[Begin]

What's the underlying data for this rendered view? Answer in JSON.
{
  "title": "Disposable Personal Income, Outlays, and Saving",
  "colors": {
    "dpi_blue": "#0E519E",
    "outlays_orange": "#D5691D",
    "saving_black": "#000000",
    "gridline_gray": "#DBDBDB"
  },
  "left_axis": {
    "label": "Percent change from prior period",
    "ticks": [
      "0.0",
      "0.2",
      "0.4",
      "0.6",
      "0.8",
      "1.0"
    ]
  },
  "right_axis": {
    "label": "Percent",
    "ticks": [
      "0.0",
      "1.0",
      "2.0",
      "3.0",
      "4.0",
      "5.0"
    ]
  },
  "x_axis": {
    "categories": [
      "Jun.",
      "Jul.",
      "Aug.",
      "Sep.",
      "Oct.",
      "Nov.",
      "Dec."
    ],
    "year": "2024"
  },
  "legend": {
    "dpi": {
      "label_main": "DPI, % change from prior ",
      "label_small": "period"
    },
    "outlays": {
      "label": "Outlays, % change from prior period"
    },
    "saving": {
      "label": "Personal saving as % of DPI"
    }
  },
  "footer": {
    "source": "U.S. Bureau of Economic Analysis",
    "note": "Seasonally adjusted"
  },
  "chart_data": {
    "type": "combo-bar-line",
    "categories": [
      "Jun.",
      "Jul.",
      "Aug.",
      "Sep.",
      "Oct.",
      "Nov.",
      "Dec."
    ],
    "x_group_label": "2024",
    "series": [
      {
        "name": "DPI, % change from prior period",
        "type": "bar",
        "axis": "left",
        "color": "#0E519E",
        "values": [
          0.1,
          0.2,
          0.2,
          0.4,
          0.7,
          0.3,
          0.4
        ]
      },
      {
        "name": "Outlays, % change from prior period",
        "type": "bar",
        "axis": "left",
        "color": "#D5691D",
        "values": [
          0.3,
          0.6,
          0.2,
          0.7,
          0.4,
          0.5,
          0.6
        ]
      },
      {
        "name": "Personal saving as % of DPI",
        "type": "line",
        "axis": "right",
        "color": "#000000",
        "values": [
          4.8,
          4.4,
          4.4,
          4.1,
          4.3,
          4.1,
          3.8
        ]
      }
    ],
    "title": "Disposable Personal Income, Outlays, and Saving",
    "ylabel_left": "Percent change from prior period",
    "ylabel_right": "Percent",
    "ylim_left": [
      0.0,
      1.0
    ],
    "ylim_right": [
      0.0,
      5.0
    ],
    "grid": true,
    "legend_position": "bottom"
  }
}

[End]

### PROBLEM DETAILS
Return every line exactly.

### OUTPUT FOR THIS EXERCISE
What's the underlying data for this rendered view? Answer in JSON.
{
  "title": "Disposable Personal Income, Outlays, and Saving",
  "colors": {
    "dpi_blue": "#0E519E",
    "outlays_orange": "#D5691D",
    "saving_black": "#000000",
    "gridline_gray": "#DBDBDB"
  },
  "left_axis": {
    "label": "Percent change from prior period",
    "ticks": [
      "0.0",
      "0.2",
      "0.4",
      "0.6",
      "0.8",
      "1.0"
    ]
  },
  "right_axis": {
    "label": "Percent",
    "ticks": [
      "0.0",
      "1.0",
      "2.0",
      "3.0",
      "4.0",
      "5.0"
    ]
  },
  "x_axis": {
    "categories": [
      "Jun.",
      "Jul.",
      "Aug.",
      "Sep.",
      "Oct.",
      "Nov.",
      "Dec."
    ],
    "year": "2024"
  },
  "legend": {
    "dpi": {
      "label_main": "DPI, % change from prior ",
      "label_small": "period"
    },
    "outlays": {
      "label": "Outlays, % change from prior period"
    },
    "saving": {
      "label": "Personal saving as % of DPI"
    }
  },
  "footer": {
    "source": "U.S. Bureau of Economic Analysis",
    "note": "Seasonally adjusted"
  },
  "chart_data": {
    "type": "combo-bar-line",
    "categories": [
      "Jun.",
      "Jul.",
      "Aug.",
      "Sep.",
      "Oct.",
      "Nov.",
      "Dec."
    ],
    "x_group_label": "2024",
    "series": [
      {
        "name": "DPI, % change from prior period",
        "type": "bar",
        "axis": "left",
        "color": "#0E519E",
        "values": [
          0.1,
          0.2,
          0.2,
          0.4,
          0.7,
          0.3,
          0.4
        ]
      },
      {
        "name": "Outlays, % change from prior period",
        "type": "bar",
        "axis": "left",
        "color": "#D5691D",
        "values": [
          0.3,
          0.6,
          0.2,
          0.7,
          0.4,
          0.5,
          0.6
        ]
      },
      {
        "name": "Personal saving as % of DPI",
        "type": "line",
        "axis": "right",
        "color": "#000000",
        "values": [
          4.8,
          4.4,
          4.4,
          4.1,
          4.3,
          4.1,
          3.8
        ]
      }
    ],
    "title": "Disposable Personal Income, Outlays, and Saving",
    "ylabel_left": "Percent change from prior period",
    "ylabel_right": "Percent",
    "ylim_left": [
      0.0,
      1.0
    ],
    "ylim_right": [
      0.0,
      5.0
    ],
    "grid": true,
    "legend_position": "bottom"
  }
}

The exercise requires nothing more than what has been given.